## Begin RECORDS TO USE

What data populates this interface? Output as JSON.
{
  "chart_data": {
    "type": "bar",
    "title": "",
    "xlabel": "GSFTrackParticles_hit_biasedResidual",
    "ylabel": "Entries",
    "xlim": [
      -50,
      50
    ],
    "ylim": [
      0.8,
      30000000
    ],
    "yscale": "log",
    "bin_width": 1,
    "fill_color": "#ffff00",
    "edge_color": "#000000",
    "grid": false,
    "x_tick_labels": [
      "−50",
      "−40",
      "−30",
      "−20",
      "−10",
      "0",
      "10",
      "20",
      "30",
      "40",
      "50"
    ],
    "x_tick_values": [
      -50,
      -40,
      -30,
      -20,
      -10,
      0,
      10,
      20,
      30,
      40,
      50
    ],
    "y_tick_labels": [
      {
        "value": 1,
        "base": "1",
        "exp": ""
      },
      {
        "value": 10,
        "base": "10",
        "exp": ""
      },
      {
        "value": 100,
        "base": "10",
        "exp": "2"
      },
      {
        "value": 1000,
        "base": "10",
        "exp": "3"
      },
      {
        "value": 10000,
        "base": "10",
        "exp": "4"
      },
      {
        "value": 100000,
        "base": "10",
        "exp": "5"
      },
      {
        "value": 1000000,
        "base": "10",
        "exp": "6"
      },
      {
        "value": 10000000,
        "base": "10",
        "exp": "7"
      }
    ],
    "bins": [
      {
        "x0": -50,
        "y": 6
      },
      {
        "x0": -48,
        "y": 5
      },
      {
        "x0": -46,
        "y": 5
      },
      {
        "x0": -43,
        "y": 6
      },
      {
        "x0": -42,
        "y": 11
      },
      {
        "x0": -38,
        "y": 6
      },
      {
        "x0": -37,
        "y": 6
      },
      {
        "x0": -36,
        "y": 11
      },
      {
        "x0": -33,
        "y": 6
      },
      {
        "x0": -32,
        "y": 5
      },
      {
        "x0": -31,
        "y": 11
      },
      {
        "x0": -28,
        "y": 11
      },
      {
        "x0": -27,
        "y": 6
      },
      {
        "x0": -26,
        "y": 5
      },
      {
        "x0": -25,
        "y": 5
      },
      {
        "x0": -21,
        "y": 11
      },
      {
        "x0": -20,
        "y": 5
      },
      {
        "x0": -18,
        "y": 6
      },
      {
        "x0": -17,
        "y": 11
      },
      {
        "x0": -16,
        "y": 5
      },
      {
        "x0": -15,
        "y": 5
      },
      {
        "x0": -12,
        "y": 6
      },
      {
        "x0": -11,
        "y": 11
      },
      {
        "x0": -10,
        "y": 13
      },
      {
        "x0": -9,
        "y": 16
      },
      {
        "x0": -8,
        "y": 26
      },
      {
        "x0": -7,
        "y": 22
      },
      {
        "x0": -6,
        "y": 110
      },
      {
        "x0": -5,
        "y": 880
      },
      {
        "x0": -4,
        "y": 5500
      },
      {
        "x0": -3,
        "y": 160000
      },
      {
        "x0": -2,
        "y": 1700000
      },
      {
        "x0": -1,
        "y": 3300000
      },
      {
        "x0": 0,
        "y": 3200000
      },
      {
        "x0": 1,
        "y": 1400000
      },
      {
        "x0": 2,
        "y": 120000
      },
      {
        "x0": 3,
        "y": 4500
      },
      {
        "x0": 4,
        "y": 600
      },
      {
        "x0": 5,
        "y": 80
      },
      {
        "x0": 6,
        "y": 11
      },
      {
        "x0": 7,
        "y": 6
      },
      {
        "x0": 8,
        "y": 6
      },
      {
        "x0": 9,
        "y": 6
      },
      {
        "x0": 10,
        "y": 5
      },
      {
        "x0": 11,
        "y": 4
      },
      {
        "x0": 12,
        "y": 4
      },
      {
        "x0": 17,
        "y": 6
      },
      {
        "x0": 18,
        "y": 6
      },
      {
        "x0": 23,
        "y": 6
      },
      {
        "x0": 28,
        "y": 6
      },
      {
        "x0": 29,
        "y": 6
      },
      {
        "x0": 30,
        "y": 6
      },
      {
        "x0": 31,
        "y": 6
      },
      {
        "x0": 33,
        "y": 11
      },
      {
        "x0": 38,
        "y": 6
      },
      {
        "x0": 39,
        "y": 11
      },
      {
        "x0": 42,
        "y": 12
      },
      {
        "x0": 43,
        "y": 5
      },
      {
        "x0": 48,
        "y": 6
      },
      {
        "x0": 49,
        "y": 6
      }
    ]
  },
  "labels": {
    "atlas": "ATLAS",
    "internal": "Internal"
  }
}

## End RECORDS TO USE

EXERCISE DIRECTIONS —
Above are some records. Print them all exactly.

EXERCISE RESULT —
What data populates this interface? Output as JSON.
{
  "chart_data": {
    "type": "bar",
    "title": "",
    "xlabel": "GSFTrackParticles_hit_biasedResidual",
    "ylabel": "Entries",
    "xlim": [
      -50,
      50
    ],
    "ylim": [
      0.8,
      30000000
    ],
    "yscale": "log",
    "bin_width": 1,
    "fill_color": "#ffff00",
    "edge_color": "#000000",
    "grid": false,
    "x_tick_labels": [
      "−50",
      "−40",
      "−30",
      "−20",
      "−10",
      "0",
      "10",
      "20",
      "30",
      "40",
      "50"
    ],
    "x_tick_values": [
      -50,
      -40,
      -30,
      -20,
      -10,
      0,
      10,
      20,
      30,
      40,
      50
    ],
    "y_tick_labels": [
      {
        "value": 1,
        "base": "1",
        "exp": ""
      },
      {
        "value": 10,
        "base": "10",
        "exp": ""
      },
      {
        "value": 100,
        "base": "10",
        "exp": "2"
      },
      {
        "value": 1000,
        "base": "10",
        "exp": "3"
      },
      {
        "value": 10000,
        "base": "10",
        "exp": "4"
      },
      {
        "value": 100000,
        "base": "10",
        "exp": "5"
      },
      {
        "value": 1000000,
        "base": "10",
        "exp": "6"
      },
      {
        "value": 10000000,
        "base": "10",
        "exp": "7"
      }
    ],
    "bins": [
      {
        "x0": -50,
        "y": 6
      },
      {
        "x0": -48,
        "y": 5
      },
      {
        "x0": -46,
        "y": 5
      },
      {
        "x0": -43,
        "y": 6
      },
      {
        "x0": -42,
        "y": 11
      },
      {
        "x0": -38,
        "y": 6
      },
      {
        "x0": -37,
        "y": 6
      },
      {
        "x0": -36,
        "y": 11
      },
      {
        "x0": -33,
        "y": 6
      },
      {
        "x0": -32,
        "y": 5
      },
      {
        "x0": -31,
        "y": 11
      },
      {
        "x0": -28,
        "y": 11
      },
      {
        "x0": -27,
        "y": 6
      },
      {
        "x0": -26,
        "y": 5
      },
      {
        "x0": -25,
        "y": 5
      },
      {
        "x0": -21,
        "y": 11
      },
      {
        "x0": -20,
        "y": 5
      },
      {
        "x0": -18,
        "y": 6
      },
      {
        "x0": -17,
        "y": 11
      },
      {
        "x0": -16,
        "y": 5
      },
      {
        "x0": -15,
        "y": 5
      },
      {
        "x0": -12,
        "y": 6
      },
      {
        "x0": -11,
        "y": 11
      },
      {
        "x0": -10,
        "y": 13
      },
      {
        "x0": -9,
        "y": 16
      },
      {
        "x0": -8,
        "y": 26
      },
      {
        "x0": -7,
        "y": 22
      },
      {
        "x0": -6,
        "y": 110
      },
      {
        "x0": -5,
        "y": 880
      },
      {
        "x0": -4,
        "y": 5500
      },
      {
        "x0": -3,
        "y": 160000
      },
      {
        "x0": -2,
        "y": 1700000
      },
      {
        "x0": -1,
        "y": 3300000
      },
      {
        "x0": 0,
        "y": 3200000
      },
      {
        "x0": 1,
        "y": 1400000
      },
      {
        "x0": 2,
        "y": 120000
      },
      {
        "x0": 3,
        "y": 4500
      },
      {
        "x0": 4,
        "y": 600
      },
      {
        "x0": 5,
        "y": 80
      },
      {
        "x0": 6,
        "y": 11
      },
      {
        "x0": 7,
        "y": 6
      },
      {
        "x0": 8,
        "y": 6
      },
      {
        "x0": 9,
        "y": 6
      },
      {
        "x0": 10,
        "y": 5
      },
      {
        "x0": 11,
        "y": 4
      },
      {
        "x0": 12,
        "y": 4
      },
      {
        "x0": 17,
        "y": 6
      },
      {
        "x0": 18,
        "y": 6
      },
      {
        "x0": 23,
        "y": 6
      },
      {
        "x0": 28,
        "y": 6
      },
      {
        "x0": 29,
        "y": 6
      },
      {
        "x0": 30,
        "y": 6
      },
      {
        "x0": 31,
        "y": 6
      },
      {
        "x0": 33,
        "y": 11
      },
      {
        "x0": 38,
        "y": 6
      },
      {
        "x0": 39,
        "y": 11
      },
      {
        "x0": 42,
        "y": 12
      },
      {
        "x0": 43,
        "y": 5
      },
      {
        "x0": 48,
        "y": 6
      },
      {
        "x0": 49,
        "y": 6
      }
    ]
  },
  "labels": {
    "atlas": "ATLAS",
    "internal": "Internal"
  }
}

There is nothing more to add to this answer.